##### Supplied information #####

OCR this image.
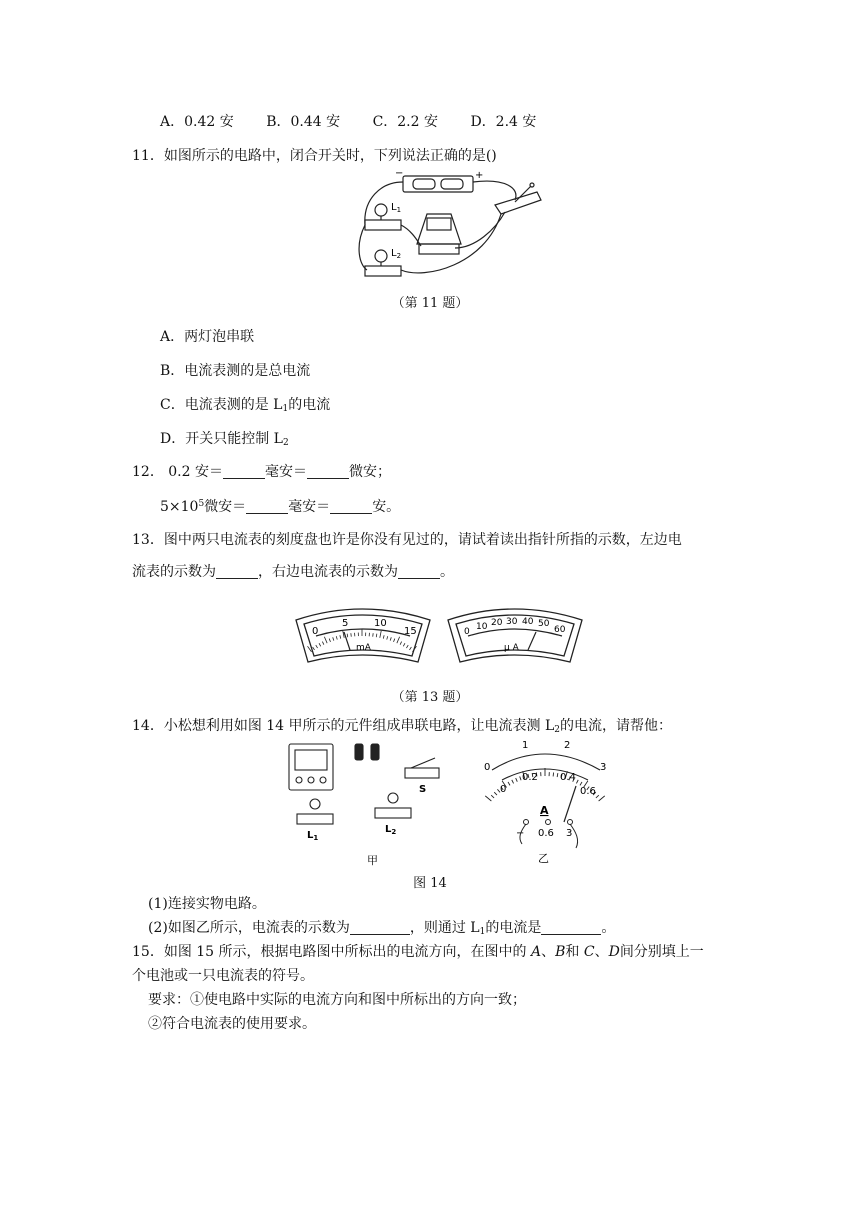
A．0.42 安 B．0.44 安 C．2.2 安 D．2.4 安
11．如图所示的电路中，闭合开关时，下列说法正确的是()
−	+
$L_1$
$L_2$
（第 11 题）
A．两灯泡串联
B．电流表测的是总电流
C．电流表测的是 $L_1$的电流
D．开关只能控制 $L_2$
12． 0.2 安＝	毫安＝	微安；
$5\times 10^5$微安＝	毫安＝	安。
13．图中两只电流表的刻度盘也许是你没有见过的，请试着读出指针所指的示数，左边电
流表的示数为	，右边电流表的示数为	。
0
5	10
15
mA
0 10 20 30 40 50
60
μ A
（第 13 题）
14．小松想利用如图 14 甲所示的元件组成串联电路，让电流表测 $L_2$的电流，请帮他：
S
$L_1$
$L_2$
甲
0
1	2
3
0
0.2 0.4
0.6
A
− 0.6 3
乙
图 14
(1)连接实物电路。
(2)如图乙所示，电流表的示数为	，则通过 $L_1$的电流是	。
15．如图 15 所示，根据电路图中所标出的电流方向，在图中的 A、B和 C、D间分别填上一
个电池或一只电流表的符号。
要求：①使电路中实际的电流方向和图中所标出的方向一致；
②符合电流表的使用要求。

#####
##### Supplied information #####

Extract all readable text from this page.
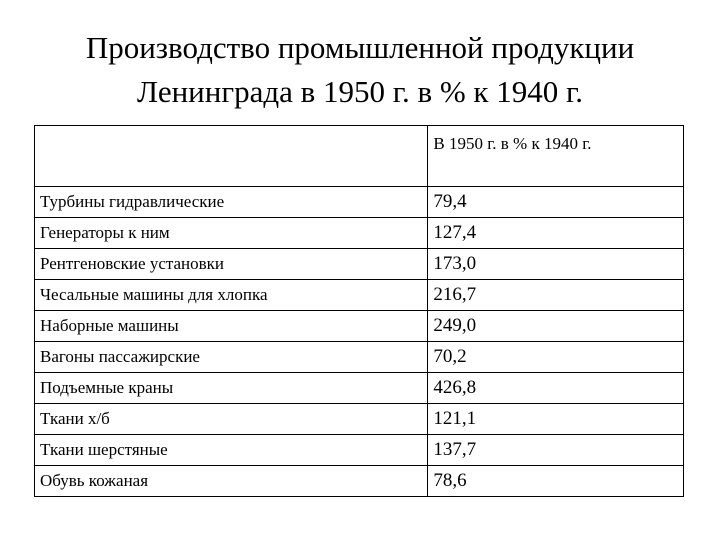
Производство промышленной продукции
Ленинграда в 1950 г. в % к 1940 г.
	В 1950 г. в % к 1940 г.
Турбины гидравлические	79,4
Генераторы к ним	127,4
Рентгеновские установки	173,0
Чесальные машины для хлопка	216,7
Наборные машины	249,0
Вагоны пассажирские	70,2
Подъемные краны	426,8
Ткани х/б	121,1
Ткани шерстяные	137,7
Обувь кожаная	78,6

#####
##### Supplied information #####

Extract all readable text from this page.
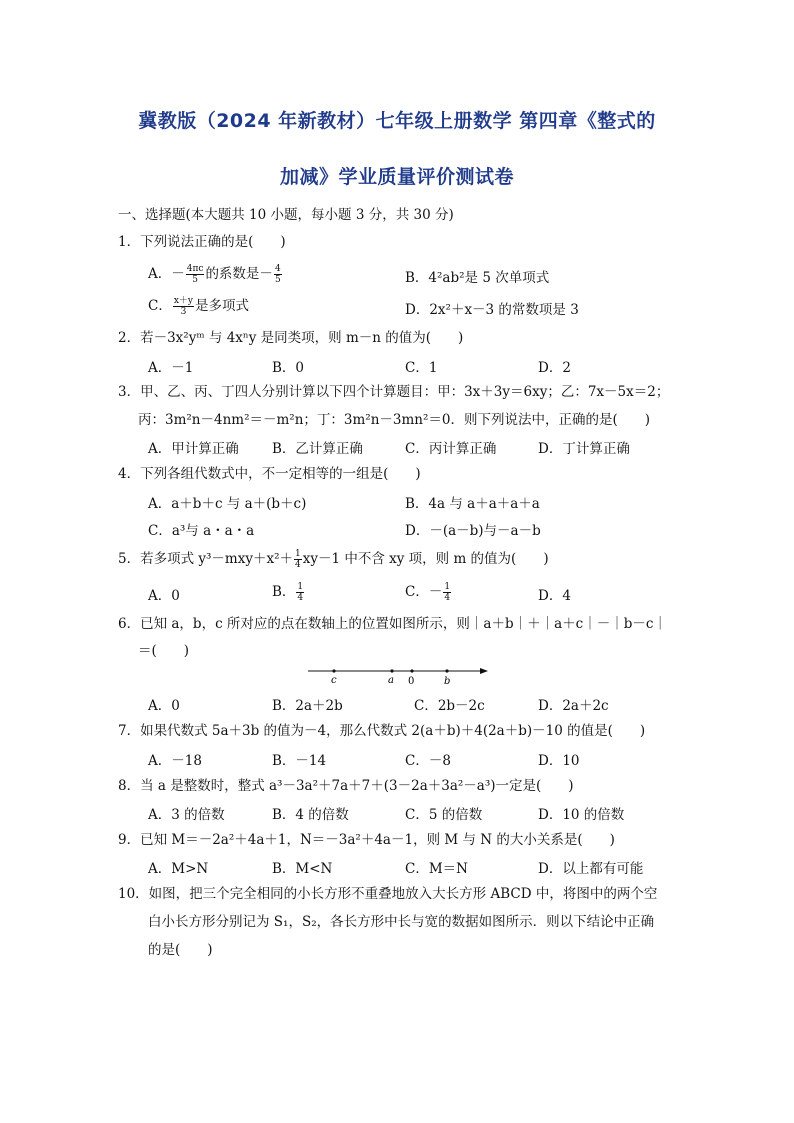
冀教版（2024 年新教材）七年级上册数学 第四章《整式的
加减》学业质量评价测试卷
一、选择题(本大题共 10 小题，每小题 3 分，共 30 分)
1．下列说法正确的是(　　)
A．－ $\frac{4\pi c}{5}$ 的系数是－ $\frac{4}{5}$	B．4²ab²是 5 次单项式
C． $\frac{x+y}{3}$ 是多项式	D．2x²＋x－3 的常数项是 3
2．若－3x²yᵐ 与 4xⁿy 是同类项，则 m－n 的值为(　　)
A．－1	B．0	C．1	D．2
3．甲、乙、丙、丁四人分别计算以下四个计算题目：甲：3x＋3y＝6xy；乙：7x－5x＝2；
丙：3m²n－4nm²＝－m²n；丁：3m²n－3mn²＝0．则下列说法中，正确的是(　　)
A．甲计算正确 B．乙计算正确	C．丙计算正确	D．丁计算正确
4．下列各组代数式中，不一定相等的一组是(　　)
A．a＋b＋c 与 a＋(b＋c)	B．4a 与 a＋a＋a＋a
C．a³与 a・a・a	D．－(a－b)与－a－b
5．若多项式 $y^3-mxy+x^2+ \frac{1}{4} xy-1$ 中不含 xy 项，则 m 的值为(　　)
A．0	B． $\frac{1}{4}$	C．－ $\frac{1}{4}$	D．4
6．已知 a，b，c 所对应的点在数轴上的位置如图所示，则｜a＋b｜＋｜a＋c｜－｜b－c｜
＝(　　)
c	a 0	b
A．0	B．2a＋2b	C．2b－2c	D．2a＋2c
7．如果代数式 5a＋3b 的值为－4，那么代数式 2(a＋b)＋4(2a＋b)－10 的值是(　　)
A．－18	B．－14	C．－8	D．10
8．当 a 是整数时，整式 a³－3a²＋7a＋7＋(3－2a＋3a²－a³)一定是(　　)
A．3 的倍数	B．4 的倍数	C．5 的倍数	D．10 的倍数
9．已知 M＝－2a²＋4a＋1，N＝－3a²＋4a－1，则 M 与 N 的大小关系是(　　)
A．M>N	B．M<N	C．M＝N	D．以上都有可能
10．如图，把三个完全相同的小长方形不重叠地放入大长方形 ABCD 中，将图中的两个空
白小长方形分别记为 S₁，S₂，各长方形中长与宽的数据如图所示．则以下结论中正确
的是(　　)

#####

Identify each line in the records above that contains the word "下列说法正确的是", and copy it out in full.

(Task answer)
11．如图所示的电路中，闭合开关时，下列说法正确的是()
1．下列说法正确的是(　　)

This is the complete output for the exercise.